-- Start of Given data --

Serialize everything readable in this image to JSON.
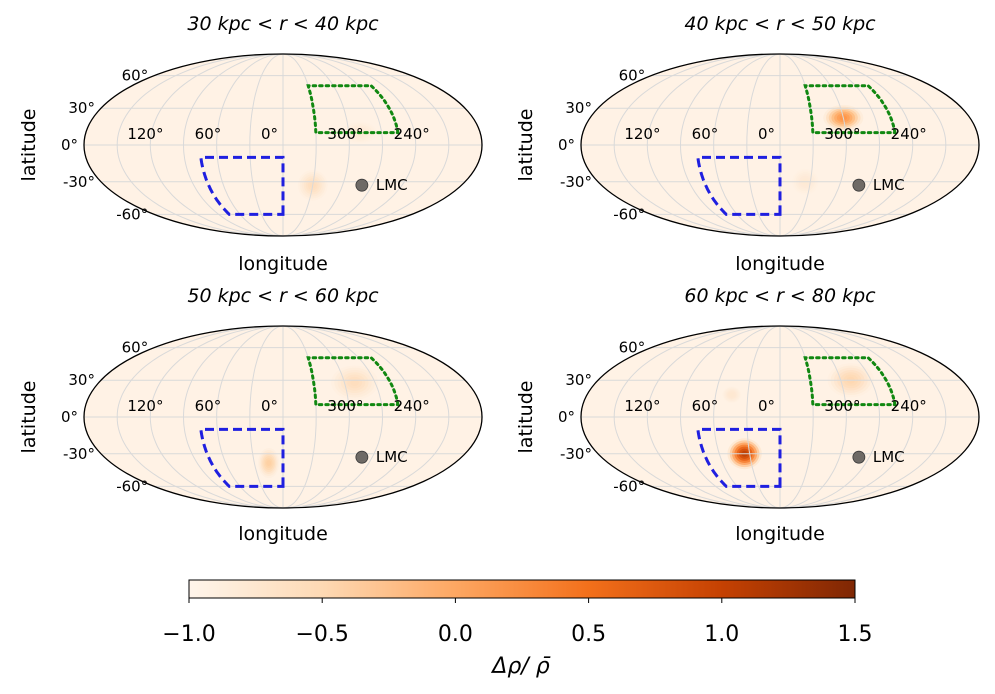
{
  "chart_data": {
    "type": "heatmap",
    "projection": "mollweide",
    "colormap": "Oranges",
    "panels": [
      {
        "title": "30 kpc < r < 40 kpc",
        "r_min_kpc": 30,
        "r_max_kpc": 40,
        "blobs": [
          {
            "lon": 330,
            "lat": -33,
            "value": -0.55,
            "spread_lon": 14,
            "spread_lat": 12
          },
          {
            "lon": 290,
            "lat": 10,
            "value": -0.75,
            "spread_lon": 15,
            "spread_lat": 8
          }
        ]
      },
      {
        "title": "40 kpc < r < 50 kpc",
        "r_min_kpc": 40,
        "r_max_kpc": 50,
        "blobs": [
          {
            "lon": 300,
            "lat": 22,
            "value": 0.25,
            "spread_lon": 18,
            "spread_lat": 10
          },
          {
            "lon": 335,
            "lat": -30,
            "value": -0.75,
            "spread_lon": 12,
            "spread_lat": 10
          }
        ]
      },
      {
        "title": "50 kpc < r < 60 kpc",
        "r_min_kpc": 50,
        "r_max_kpc": 60,
        "blobs": [
          {
            "lon": 15,
            "lat": -38,
            "value": -0.35,
            "spread_lon": 10,
            "spread_lat": 12
          },
          {
            "lon": 290,
            "lat": 28,
            "value": -0.55,
            "spread_lon": 22,
            "spread_lat": 14
          }
        ]
      },
      {
        "title": "60 kpc < r < 80 kpc",
        "r_min_kpc": 60,
        "r_max_kpc": 80,
        "blobs": [
          {
            "lon": 35,
            "lat": -30,
            "value": 1.15,
            "spread_lon": 16,
            "spread_lat": 12
          },
          {
            "lon": 290,
            "lat": 30,
            "value": -0.45,
            "spread_lon": 22,
            "spread_lat": 14
          },
          {
            "lon": 45,
            "lat": 18,
            "value": -0.7,
            "spread_lon": 8,
            "spread_lat": 6
          }
        ]
      }
    ],
    "background_value": -0.93,
    "xlabel": "longitude",
    "ylabel": "latitude",
    "x_ticks": [
      "120°",
      "60°",
      "0°",
      "300°",
      "240°"
    ],
    "x_tick_values": [
      120,
      60,
      0,
      300,
      240
    ],
    "y_ticks": [
      "60°",
      "30°",
      "0°",
      "-30°",
      "-60°"
    ],
    "y_tick_values": [
      60,
      30,
      0,
      -30,
      -60
    ],
    "regions": [
      {
        "name": "blue-dashed-region",
        "color": "#1f1fe0",
        "style": "dashed",
        "lon_range": [
          0,
          75
        ],
        "lat_range": [
          -60,
          -10
        ]
      },
      {
        "name": "green-dotted-region",
        "color": "#118811",
        "style": "dotted",
        "lon_range": [
          255,
          330
        ],
        "lat_range": [
          10,
          50
        ]
      }
    ],
    "marker": {
      "label": "LMC",
      "lon": 280.5,
      "lat": -32.9,
      "color": "#6e6a66"
    },
    "colorbar": {
      "label": "Δρ/ ρ̄",
      "range": [
        -1.0,
        1.5
      ],
      "ticks": [
        "−1.0",
        "−0.5",
        "0.0",
        "0.5",
        "1.0",
        "1.5"
      ],
      "tick_values": [
        -1.0,
        -0.5,
        0.0,
        0.5,
        1.0,
        1.5
      ]
    }
  }
}
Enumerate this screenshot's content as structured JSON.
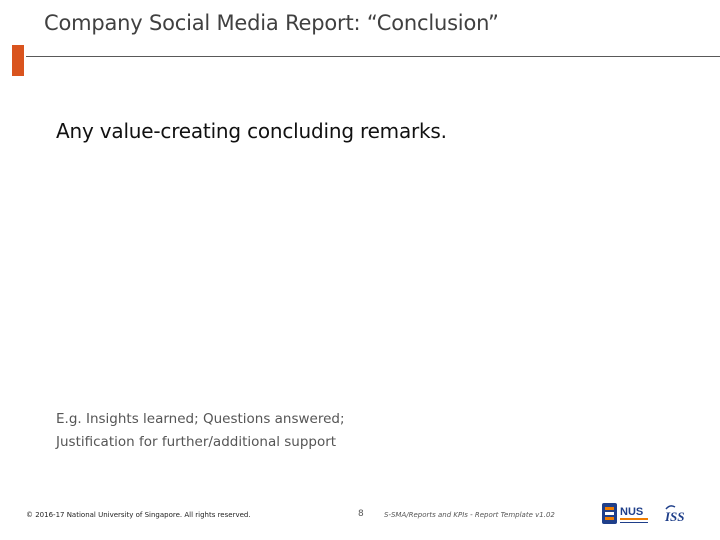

-- End of Given data --

## Aim
Each entry gets copied exactly; the pictures stay out.

## Written solution
Serialize everything readable in this image to JSON.
{
  "chart_data": {
    "type": "heatmap",
    "projection": "mollweide",
    "colormap": "Oranges",
    "panels": [
      {
        "title": "30 kpc < r < 40 kpc",
        "r_min_kpc": 30,
        "r_max_kpc": 40,
        "blobs": [
          {
            "lon": 330,
            "lat": -33,
            "value": -0.55,
            "spread_lon": 14,
            "spread_lat": 12
          },
          {
            "lon": 290,
            "lat": 10,
            "value": -0.75,
            "spread_lon": 15,
            "spread_lat": 8
          }
        ]
      },
      {
        "title": "40 kpc < r < 50 kpc",
        "r_min_kpc": 40,
        "r_max_kpc": 50,
        "blobs": [
          {
            "lon": 300,
            "lat": 22,
            "value": 0.25,
            "spread_lon": 18,
            "spread_lat": 10
          },
          {
            "lon": 335,
            "lat": -30,
            "value": -0.75,
            "spread_lon": 12,
            "spread_lat": 10
          }
        ]
      },
      {
        "title": "50 kpc < r < 60 kpc",
        "r_min_kpc": 50,
        "r_max_kpc": 60,
        "blobs": [
          {
            "lon": 15,
            "lat": -38,
            "value": -0.35,
            "spread_lon": 10,
            "spread_lat": 12
          },
          {
            "lon": 290,
            "lat": 28,
            "value": -0.55,
            "spread_lon": 22,
            "spread_lat": 14
          }
        ]
      },
      {
        "title": "60 kpc < r < 80 kpc",
        "r_min_kpc": 60,
        "r_max_kpc": 80,
        "blobs": [
          {
            "lon": 35,
            "lat": -30,
            "value": 1.15,
            "spread_lon": 16,
            "spread_lat": 12
          },
          {
            "lon": 290,
            "lat": 30,
            "value": -0.45,
            "spread_lon": 22,
            "spread_lat": 14
          },
          {
            "lon": 45,
            "lat": 18,
            "value": -0.7,
            "spread_lon": 8,
            "spread_lat": 6
          }
        ]
      }
    ],
    "background_value": -0.93,
    "xlabel": "longitude",
    "ylabel": "latitude",
    "x_ticks": [
      "120°",
      "60°",
      "0°",
      "300°",
      "240°"
    ],
    "x_tick_values": [
      120,
      60,
      0,
      300,
      240
    ],
    "y_ticks": [
      "60°",
      "30°",
      "0°",
      "-30°",
      "-60°"
    ],
    "y_tick_values": [
      60,
      30,
      0,
      -30,
      -60
    ],
    "regions": [
      {
        "name": "blue-dashed-region",
        "color": "#1f1fe0",
        "style": "dashed",
        "lon_range": [
          0,
          75
        ],
        "lat_range": [
          -60,
          -10
        ]
      },
      {
        "name": "green-dotted-region",
        "color": "#118811",
        "style": "dotted",
        "lon_range": [
          255,
          330
        ],
        "lat_range": [
          10,
          50
        ]
      }
    ],
    "marker": {
      "label": "LMC",
      "lon": 280.5,
      "lat": -32.9,
      "color": "#6e6a66"
    },
    "colorbar": {
      "label": "Δρ/ ρ̄",
      "range": [
        -1.0,
        1.5
      ],
      "ticks": [
        "−1.0",
        "−0.5",
        "0.0",
        "0.5",
        "1.0",
        "1.5"
      ],
      "tick_values": [
        -1.0,
        -0.5,
        0.0,
        0.5,
        1.0,
        1.5
      ]
    }
  }
}
Enumerate this screenshot's content as structured JSON.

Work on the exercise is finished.